**Aim of the exercise**: Transcribe the listing below word for word.

[Extracted records]
○ ○ ○

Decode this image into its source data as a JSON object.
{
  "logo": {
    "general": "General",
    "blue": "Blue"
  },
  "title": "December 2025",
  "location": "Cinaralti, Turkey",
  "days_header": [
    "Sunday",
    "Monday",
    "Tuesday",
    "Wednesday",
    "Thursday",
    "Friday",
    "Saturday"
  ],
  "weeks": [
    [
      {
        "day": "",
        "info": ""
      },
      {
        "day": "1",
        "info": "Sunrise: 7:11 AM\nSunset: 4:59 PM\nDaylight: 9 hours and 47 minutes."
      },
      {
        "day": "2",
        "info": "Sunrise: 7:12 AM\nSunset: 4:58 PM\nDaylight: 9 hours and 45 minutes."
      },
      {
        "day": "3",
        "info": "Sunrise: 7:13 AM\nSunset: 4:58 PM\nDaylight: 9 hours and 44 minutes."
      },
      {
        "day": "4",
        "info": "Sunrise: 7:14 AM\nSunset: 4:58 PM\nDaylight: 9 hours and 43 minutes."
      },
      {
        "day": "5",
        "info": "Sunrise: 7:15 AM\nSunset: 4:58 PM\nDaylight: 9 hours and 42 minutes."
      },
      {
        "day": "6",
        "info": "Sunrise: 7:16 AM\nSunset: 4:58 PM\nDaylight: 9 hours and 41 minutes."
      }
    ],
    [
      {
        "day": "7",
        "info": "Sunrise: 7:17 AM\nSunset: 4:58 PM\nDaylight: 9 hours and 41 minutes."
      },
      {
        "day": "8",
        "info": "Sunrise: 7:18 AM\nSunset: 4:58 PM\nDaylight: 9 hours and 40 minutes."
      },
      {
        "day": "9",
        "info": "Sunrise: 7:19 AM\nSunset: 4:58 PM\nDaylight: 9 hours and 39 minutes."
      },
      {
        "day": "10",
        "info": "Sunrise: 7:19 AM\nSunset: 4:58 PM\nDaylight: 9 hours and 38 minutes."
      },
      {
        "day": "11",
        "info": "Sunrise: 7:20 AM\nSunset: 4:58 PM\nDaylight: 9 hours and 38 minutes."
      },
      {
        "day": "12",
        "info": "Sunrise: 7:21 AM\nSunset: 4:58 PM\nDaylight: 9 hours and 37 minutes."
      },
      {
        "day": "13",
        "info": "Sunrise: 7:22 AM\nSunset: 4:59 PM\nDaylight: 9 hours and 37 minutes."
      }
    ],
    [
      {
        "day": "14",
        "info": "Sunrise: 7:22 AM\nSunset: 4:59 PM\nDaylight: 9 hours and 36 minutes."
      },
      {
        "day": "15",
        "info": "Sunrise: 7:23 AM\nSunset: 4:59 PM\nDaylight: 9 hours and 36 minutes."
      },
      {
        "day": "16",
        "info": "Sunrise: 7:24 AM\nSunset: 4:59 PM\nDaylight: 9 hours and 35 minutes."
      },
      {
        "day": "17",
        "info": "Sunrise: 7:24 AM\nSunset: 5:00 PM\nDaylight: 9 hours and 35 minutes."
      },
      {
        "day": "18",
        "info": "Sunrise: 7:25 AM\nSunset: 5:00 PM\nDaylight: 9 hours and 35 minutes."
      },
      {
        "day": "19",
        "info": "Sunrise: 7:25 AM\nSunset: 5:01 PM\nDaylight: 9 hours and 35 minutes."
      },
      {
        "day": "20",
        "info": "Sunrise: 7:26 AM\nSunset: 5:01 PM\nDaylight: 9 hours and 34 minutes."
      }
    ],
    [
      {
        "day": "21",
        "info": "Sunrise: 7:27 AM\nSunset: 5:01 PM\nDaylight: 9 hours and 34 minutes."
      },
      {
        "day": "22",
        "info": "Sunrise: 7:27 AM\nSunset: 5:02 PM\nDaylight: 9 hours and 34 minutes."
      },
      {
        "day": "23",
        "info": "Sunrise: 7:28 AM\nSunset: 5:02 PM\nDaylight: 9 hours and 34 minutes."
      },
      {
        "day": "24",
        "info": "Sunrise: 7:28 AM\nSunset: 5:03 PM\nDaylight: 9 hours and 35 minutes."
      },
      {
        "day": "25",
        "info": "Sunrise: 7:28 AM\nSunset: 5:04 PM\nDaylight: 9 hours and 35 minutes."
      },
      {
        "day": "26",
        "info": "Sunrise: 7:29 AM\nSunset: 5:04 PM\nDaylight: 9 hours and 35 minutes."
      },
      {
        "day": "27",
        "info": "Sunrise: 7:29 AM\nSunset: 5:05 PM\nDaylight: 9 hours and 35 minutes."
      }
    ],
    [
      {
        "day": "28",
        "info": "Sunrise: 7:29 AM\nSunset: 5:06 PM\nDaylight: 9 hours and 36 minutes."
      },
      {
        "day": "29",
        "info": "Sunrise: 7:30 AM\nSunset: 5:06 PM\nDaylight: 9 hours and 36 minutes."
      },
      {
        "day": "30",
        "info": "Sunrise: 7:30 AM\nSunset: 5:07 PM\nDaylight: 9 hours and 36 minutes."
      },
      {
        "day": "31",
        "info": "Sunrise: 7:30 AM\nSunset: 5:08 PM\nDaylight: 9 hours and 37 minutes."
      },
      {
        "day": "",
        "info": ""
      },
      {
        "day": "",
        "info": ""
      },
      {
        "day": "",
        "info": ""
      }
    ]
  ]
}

○ ○ ○

**Worked answer**:
Decode this image into its source data as a JSON object.
{
  "logo": {
    "general": "General",
    "blue": "Blue"
  },
  "title": "December 2025",
  "location": "Cinaralti, Turkey",
  "days_header": [
    "Sunday",
    "Monday",
    "Tuesday",
    "Wednesday",
    "Thursday",
    "Friday",
    "Saturday"
  ],
  "weeks": [
    [
      {
        "day": "",
        "info": ""
      },
      {
        "day": "1",
        "info": "Sunrise: 7:11 AM\nSunset: 4:59 PM\nDaylight: 9 hours and 47 minutes."
      },
      {
        "day": "2",
        "info": "Sunrise: 7:12 AM\nSunset: 4:58 PM\nDaylight: 9 hours and 45 minutes."
      },
      {
        "day": "3",
        "info": "Sunrise: 7:13 AM\nSunset: 4:58 PM\nDaylight: 9 hours and 44 minutes."
      },
      {
        "day": "4",
        "info": "Sunrise: 7:14 AM\nSunset: 4:58 PM\nDaylight: 9 hours and 43 minutes."
      },
      {
        "day": "5",
        "info": "Sunrise: 7:15 AM\nSunset: 4:58 PM\nDaylight: 9 hours and 42 minutes."
      },
      {
        "day": "6",
        "info": "Sunrise: 7:16 AM\nSunset: 4:58 PM\nDaylight: 9 hours and 41 minutes."
      }
    ],
    [
      {
        "day": "7",
        "info": "Sunrise: 7:17 AM\nSunset: 4:58 PM\nDaylight: 9 hours and 41 minutes."
      },
      {
        "day": "8",
        "info": "Sunrise: 7:18 AM\nSunset: 4:58 PM\nDaylight: 9 hours and 40 minutes."
      },
      {
        "day": "9",
        "info": "Sunrise: 7:19 AM\nSunset: 4:58 PM\nDaylight: 9 hours and 39 minutes."
      },
      {
        "day": "10",
        "info": "Sunrise: 7:19 AM\nSunset: 4:58 PM\nDaylight: 9 hours and 38 minutes."
      },
      {
        "day": "11",
        "info": "Sunrise: 7:20 AM\nSunset: 4:58 PM\nDaylight: 9 hours and 38 minutes."
      },
      {
        "day": "12",
        "info": "Sunrise: 7:21 AM\nSunset: 4:58 PM\nDaylight: 9 hours and 37 minutes."
      },
      {
        "day": "13",
        "info": "Sunrise: 7:22 AM\nSunset: 4:59 PM\nDaylight: 9 hours and 37 minutes."
      }
    ],
    [
      {
        "day": "14",
        "info": "Sunrise: 7:22 AM\nSunset: 4:59 PM\nDaylight: 9 hours and 36 minutes."
      },
      {
        "day": "15",
        "info": "Sunrise: 7:23 AM\nSunset: 4:59 PM\nDaylight: 9 hours and 36 minutes."
      },
      {
        "day": "16",
        "info": "Sunrise: 7:24 AM\nSunset: 4:59 PM\nDaylight: 9 hours and 35 minutes."
      },
      {
        "day": "17",
        "info": "Sunrise: 7:24 AM\nSunset: 5:00 PM\nDaylight: 9 hours and 35 minutes."
      },
      {
        "day": "18",
        "info": "Sunrise: 7:25 AM\nSunset: 5:00 PM\nDaylight: 9 hours and 35 minutes."
      },
      {
        "day": "19",
        "info": "Sunrise: 7:25 AM\nSunset: 5:01 PM\nDaylight: 9 hours and 35 minutes."
      },
      {
        "day": "20",
        "info": "Sunrise: 7:26 AM\nSunset: 5:01 PM\nDaylight: 9 hours and 34 minutes."
      }
    ],
    [
      {
        "day": "21",
        "info": "Sunrise: 7:27 AM\nSunset: 5:01 PM\nDaylight: 9 hours and 34 minutes."
      },
      {
        "day": "22",
        "info": "Sunrise: 7:27 AM\nSunset: 5:02 PM\nDaylight: 9 hours and 34 minutes."
      },
      {
        "day": "23",
        "info": "Sunrise: 7:28 AM\nSunset: 5:02 PM\nDaylight: 9 hours and 34 minutes."
      },
      {
        "day": "24",
        "info": "Sunrise: 7:28 AM\nSunset: 5:03 PM\nDaylight: 9 hours and 35 minutes."
      },
      {
        "day": "25",
        "info": "Sunrise: 7:28 AM\nSunset: 5:04 PM\nDaylight: 9 hours and 35 minutes."
      },
      {
        "day": "26",
        "info": "Sunrise: 7:29 AM\nSunset: 5:04 PM\nDaylight: 9 hours and 35 minutes."
      },
      {
        "day": "27",
        "info": "Sunrise: 7:29 AM\nSunset: 5:05 PM\nDaylight: 9 hours and 35 minutes."
      }
    ],
    [
      {
        "day": "28",
        "info": "Sunrise: 7:29 AM\nSunset: 5:06 PM\nDaylight: 9 hours and 36 minutes."
      },
      {
        "day": "29",
        "info": "Sunrise: 7:30 AM\nSunset: 5:06 PM\nDaylight: 9 hours and 36 minutes."
      },
      {
        "day": "30",
        "info": "Sunrise: 7:30 AM\nSunset: 5:07 PM\nDaylight: 9 hours and 36 minutes."
      },
      {
        "day": "31",
        "info": "Sunrise: 7:30 AM\nSunset: 5:08 PM\nDaylight: 9 hours and 37 minutes."
      },
      {
        "day": "",
        "info": ""
      },
      {
        "day": "",
        "info": ""
      },
      {
        "day": "",
        "info": ""
      }
    ]
  ]
}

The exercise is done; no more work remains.